== Travail à faire ==
• A. Pouvez-vous recopier, dans le texte sur les romans « La clé USB » et « Les émotions », le passage compris entre « À la toute fin » et « d’un père agonisant. », ces deux bornes incluses ?
• B. Pourriez-vous poursuivre le texte consacré aux romans « La clé USB » et « Les émotions » à partir de l'endroit où il s'arrête ?

== Texte source ==
┄┄┄┄┄┄┄┄┄┄

À la toute fin de „La clé USB“, Jean Detrez avoue avoir toujours eu de la difficulté à exprimer ses émotions. Avant ce constat limpide, le lecteur venait de suivre le narrateur dans les dédales d’une intrigue de cyber-espionnage aux mille circonvolutions fumeuses, un air de paranoïa nappant ce monde fictionnel qui, vers sa fin, se dissipait presque entièrement pour laisser place à un revirement plus personnel: toute l’inquiétude diffuse que le narrateur avait éprouvée au long du roman avait eu pour objet véritable la crainte pour la vie d’un père agonisant.

Alors que „La clé USB“ se focalisait sur la vie professionnelle de Jean Detrez, un fonctionnaire à la Commission européenne, où il s’occupe de prospective, „Les émotions“ ont pour sujet sa vie privée, émotionnelle, du narrateur-fonctionnaire. Or, il y a une „différence abyssale entre l’avenir public et l’avenir privé“. Là où la prospective relève de la science et permet d’anticiper „les grandes évolutions à venir“, „la volonté, ou le fantasme, de connaître son propre avenir relève du spiritisme ou de la voyance“.

┄┄┄┄┄┄┄┄┄┄

== Lignes extraites ==

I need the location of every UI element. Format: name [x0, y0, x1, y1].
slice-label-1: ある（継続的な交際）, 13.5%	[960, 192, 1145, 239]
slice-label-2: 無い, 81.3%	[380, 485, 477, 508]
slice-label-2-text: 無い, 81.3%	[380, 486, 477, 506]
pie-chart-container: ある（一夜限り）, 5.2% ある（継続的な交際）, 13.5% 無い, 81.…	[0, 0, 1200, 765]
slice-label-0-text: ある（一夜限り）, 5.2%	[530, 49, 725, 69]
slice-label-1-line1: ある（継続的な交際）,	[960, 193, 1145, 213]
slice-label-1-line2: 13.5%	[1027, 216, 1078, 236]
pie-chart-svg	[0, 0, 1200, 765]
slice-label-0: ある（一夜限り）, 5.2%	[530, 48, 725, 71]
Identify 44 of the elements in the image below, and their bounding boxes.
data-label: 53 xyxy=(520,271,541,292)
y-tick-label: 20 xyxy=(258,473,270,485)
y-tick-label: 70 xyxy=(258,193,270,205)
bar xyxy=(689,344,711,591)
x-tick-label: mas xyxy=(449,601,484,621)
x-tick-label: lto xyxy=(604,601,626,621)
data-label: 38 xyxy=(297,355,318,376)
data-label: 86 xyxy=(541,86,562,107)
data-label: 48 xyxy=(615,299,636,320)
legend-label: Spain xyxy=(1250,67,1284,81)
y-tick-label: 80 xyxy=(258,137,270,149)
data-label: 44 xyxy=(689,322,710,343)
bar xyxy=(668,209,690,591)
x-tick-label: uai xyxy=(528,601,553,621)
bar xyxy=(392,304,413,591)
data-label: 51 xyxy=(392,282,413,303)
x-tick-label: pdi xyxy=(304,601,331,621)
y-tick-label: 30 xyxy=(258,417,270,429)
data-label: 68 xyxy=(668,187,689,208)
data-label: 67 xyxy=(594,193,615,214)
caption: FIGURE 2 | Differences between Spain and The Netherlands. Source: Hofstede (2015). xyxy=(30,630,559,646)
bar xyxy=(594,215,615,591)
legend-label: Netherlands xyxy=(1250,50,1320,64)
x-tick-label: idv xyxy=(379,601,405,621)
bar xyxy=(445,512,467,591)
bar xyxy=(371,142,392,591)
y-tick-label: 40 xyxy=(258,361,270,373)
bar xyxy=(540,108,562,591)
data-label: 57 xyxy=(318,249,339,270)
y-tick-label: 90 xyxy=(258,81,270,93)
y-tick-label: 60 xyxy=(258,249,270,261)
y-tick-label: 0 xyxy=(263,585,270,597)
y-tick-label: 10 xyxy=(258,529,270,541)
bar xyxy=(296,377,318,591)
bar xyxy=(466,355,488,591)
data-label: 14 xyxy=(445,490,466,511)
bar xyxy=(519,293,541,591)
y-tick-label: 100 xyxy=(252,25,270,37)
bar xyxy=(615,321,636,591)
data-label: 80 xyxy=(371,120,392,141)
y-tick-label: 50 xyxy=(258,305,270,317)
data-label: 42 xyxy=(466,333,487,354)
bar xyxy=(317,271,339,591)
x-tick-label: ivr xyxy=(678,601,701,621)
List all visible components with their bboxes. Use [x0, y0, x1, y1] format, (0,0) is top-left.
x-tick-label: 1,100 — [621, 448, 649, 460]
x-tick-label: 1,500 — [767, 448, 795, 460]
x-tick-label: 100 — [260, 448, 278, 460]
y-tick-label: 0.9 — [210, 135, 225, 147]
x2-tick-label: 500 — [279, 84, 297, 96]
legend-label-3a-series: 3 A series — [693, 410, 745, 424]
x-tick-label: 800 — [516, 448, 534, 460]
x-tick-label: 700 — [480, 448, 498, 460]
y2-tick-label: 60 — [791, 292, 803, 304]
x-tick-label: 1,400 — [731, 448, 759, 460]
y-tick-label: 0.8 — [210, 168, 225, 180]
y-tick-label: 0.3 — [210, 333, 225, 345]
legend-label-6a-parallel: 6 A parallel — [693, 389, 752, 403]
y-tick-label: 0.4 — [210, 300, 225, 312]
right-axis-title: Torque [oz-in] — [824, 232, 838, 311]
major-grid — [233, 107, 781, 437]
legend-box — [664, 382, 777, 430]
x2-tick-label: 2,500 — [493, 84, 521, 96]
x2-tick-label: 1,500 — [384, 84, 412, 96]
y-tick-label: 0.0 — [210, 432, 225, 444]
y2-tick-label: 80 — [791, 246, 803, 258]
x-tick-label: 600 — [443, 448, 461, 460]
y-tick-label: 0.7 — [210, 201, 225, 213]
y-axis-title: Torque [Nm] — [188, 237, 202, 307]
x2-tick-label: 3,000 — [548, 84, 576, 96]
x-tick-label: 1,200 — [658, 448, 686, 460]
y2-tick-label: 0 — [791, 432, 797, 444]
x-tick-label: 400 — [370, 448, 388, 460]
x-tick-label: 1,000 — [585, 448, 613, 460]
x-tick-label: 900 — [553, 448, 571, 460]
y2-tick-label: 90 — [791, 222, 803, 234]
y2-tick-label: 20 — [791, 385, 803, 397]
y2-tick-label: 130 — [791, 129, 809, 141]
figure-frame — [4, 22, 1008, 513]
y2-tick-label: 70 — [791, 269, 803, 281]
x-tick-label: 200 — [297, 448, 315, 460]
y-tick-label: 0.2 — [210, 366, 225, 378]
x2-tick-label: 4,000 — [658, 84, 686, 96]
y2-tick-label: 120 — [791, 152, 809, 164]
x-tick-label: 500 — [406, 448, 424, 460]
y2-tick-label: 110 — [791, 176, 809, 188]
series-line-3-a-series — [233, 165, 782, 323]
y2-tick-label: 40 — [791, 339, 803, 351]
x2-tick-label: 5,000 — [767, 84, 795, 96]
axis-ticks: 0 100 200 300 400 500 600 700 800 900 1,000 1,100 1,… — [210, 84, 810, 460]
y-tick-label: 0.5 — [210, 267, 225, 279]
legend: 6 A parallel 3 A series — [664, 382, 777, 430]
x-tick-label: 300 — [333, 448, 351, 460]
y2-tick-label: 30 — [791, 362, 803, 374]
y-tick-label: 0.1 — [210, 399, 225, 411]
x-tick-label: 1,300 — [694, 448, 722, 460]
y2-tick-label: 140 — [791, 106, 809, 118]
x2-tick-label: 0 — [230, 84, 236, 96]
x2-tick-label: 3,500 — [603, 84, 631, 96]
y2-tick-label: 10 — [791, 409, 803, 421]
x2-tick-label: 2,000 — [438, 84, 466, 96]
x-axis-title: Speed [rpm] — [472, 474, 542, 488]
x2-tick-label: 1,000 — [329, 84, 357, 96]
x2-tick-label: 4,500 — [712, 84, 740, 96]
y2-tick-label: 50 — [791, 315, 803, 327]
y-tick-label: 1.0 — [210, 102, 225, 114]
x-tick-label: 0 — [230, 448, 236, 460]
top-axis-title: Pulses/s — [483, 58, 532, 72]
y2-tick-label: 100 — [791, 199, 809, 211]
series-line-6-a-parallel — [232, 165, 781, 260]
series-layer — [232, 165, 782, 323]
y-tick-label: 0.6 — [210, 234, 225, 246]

┄┄┄┄┄┄┄┄┄┄

== Réponses par tâche ==
• A.
À la toute fin de „La clé USB“, Jean Detrez avoue avoir toujours eu de la difficulté à exprimer ses émotions. Avant ce constat limpide, le lecteur venait de suivre le narrateur dans les dédales d’une intrigue de cyber-espionnage aux mille circonvolutions fumeuses, un air de paranoïa nappant ce monde fictionnel qui, vers sa fin, se dissipait presque entièrement pour laisser place à un revirement plus personnel: toute l’inquiétude diffuse que le narrateur avait éprouvée au long du roman avait eu pour objet véritable la crainte pour la vie d’un père agonisant.

• B.
Procédant par petites touches et racontant la vie émotionnelle de son narrateur de façon apparemment décousue, comme si le livre, sorte de face B intime d’une face A plus spectaculaire, se contentait d’explorer les dessous du roman précédent, „Les émotions“ commence un peu avant les événements de „La clé USB“, puis reprend à sa fin, avançant entre analepses et prolepses pour compléter le regard qu’on porte sur Detrez, qui nous apparaît sous un jour plus séducteur, plus fragile, plus humain aussi.

Évidemment, l’intime et le politique sont à jamais enchevêtrés, et si Toussaint feint de séparer ses deux romans en les partageant entre le public et l’intime, s’il fait mine de diviser le réel entre calcul de la vie politique et imprévisibilité de la vie intérieure, l’écrivain belge joue sur ces prémices dichotomiques en faisant débuter son roman le 23 juin 2016, jour de l’annonce du Brexit.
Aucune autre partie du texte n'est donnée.